AIM OF THE EXERCISE | Nothing should be left out: output all of the entries exactly.
-- TASK INPUTS start --
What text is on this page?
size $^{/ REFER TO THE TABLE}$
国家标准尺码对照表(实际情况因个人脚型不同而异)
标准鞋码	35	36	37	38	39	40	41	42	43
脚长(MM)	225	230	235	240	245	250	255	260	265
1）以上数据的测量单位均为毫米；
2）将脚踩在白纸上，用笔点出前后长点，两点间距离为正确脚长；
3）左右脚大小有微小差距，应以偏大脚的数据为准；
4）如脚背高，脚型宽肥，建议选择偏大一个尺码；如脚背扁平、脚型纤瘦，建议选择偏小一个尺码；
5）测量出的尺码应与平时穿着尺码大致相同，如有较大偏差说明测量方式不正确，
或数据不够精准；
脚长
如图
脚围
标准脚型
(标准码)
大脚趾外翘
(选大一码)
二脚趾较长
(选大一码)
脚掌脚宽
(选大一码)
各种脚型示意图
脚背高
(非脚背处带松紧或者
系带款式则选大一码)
-- TASK INPUTS end --
OUTPUT BELOW |
What text is on this page?
size $^{/ REFER TO THE TABLE}$
国家标准尺码对照表(实际情况因个人脚型不同而异)
标准鞋码	35	36	37	38	39	40	41	42	43
脚长(MM)	225	230	235	240	245	250	255	260	265
1）以上数据的测量单位均为毫米；
2）将脚踩在白纸上，用笔点出前后长点，两点间距离为正确脚长；
3）左右脚大小有微小差距，应以偏大脚的数据为准；
4）如脚背高，脚型宽肥，建议选择偏大一个尺码；如脚背扁平、脚型纤瘦，建议选择偏小一个尺码；
5）测量出的尺码应与平时穿着尺码大致相同，如有较大偏差说明测量方式不正确，
或数据不够精准；
脚长
如图
脚围
标准脚型
(标准码)
大脚趾外翘
(选大一码)
二脚趾较长
(选大一码)
脚掌脚宽
(选大一码)
各种脚型示意图
脚背高
(非脚背处带松紧或者
系带款式则选大一码)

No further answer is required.